Exercise aim – Copy out all lines that carry the word "JSON".

(Raw records)
════════

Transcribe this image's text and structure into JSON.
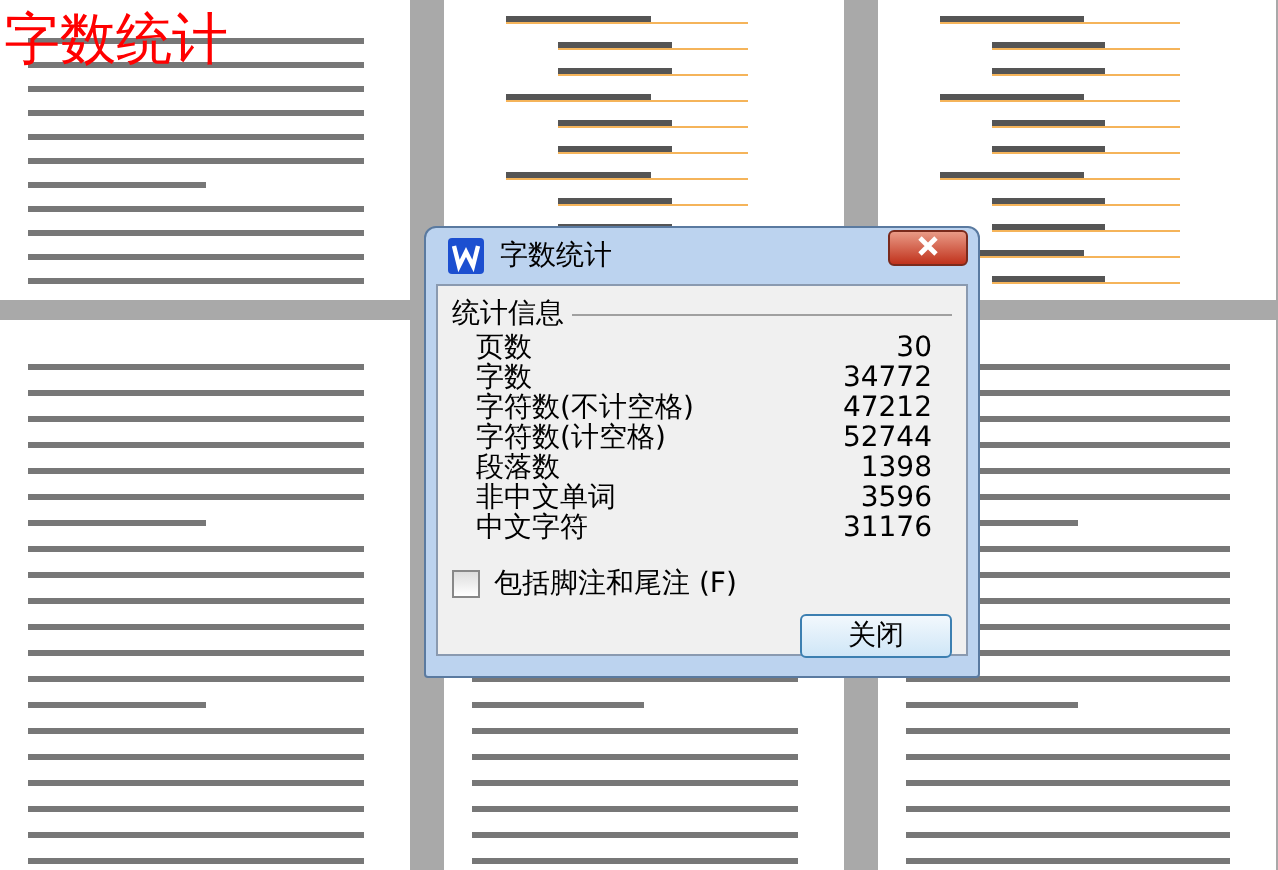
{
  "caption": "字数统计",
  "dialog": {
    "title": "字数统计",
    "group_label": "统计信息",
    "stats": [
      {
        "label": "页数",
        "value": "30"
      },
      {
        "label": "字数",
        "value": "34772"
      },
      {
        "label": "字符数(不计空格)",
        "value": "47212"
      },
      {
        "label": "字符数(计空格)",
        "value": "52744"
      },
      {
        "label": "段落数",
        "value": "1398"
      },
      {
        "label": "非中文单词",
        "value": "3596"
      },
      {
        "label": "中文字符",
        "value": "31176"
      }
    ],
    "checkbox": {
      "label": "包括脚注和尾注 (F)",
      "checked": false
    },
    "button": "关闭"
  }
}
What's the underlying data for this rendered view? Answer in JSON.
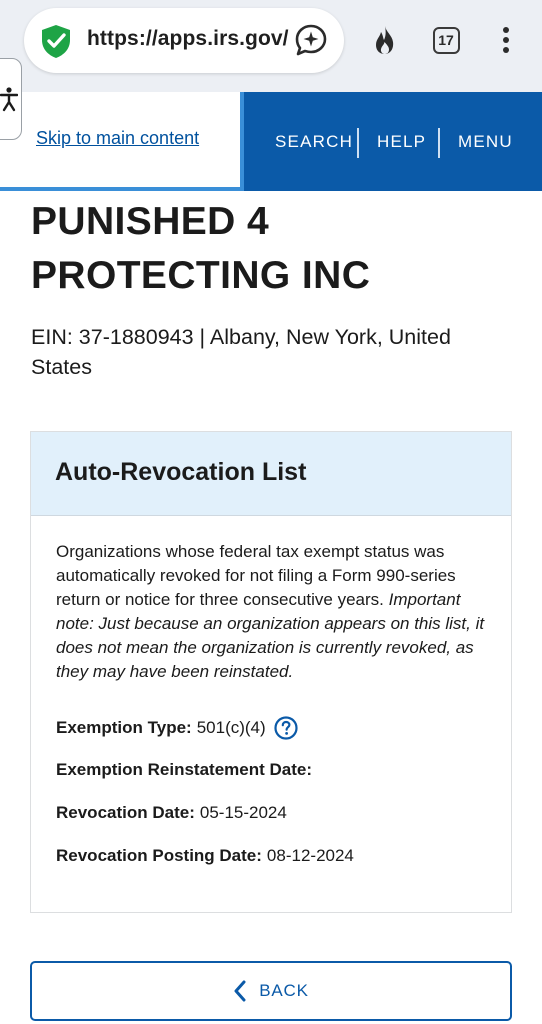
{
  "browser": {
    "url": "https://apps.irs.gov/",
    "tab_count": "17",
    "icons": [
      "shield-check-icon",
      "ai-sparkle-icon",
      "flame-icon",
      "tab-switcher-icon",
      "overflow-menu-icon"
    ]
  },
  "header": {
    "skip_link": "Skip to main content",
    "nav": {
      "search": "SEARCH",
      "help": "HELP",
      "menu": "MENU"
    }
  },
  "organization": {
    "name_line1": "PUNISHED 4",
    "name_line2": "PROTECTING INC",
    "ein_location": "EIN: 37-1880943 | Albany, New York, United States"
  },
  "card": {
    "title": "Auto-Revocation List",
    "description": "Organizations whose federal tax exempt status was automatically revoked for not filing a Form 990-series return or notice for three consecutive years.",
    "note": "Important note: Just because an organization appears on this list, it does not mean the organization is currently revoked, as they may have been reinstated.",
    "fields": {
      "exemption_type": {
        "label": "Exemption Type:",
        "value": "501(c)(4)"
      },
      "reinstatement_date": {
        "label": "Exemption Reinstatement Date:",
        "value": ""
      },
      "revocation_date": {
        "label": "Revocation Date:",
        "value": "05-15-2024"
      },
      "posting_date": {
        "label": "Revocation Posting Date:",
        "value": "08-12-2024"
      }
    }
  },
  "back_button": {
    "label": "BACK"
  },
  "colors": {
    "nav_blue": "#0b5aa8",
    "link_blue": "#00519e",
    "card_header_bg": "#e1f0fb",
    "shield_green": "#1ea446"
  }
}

════════

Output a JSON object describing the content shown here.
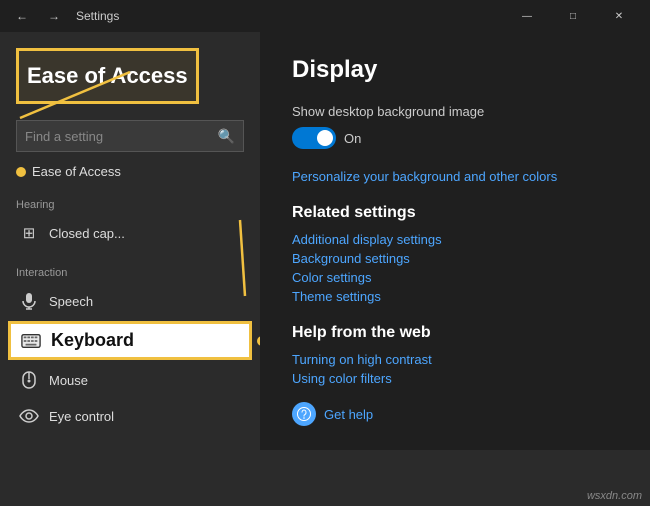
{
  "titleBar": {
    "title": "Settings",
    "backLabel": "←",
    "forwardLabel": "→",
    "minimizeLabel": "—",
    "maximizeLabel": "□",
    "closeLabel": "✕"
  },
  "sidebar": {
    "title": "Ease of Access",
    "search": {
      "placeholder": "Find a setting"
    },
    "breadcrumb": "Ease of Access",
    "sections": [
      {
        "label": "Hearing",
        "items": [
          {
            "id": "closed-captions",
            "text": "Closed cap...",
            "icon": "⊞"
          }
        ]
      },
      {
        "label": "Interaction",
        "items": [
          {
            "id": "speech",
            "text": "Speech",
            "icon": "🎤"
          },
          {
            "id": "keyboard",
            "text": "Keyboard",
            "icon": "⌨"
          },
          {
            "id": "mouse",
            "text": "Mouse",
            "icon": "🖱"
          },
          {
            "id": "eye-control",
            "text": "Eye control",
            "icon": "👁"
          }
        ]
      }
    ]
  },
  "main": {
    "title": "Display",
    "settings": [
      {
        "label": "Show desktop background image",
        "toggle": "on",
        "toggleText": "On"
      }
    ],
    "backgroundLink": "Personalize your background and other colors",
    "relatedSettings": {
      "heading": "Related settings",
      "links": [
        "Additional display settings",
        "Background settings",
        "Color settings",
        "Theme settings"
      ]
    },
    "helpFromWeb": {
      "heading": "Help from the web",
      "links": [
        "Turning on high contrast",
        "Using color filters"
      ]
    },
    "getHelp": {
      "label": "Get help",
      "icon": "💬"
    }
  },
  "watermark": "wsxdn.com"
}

════════

Task output –
Transcribe this image's text and structure into JSON.
What's the underlying data for this rendered view? Answer in JSON.
Output a JSON object describing the content shown here.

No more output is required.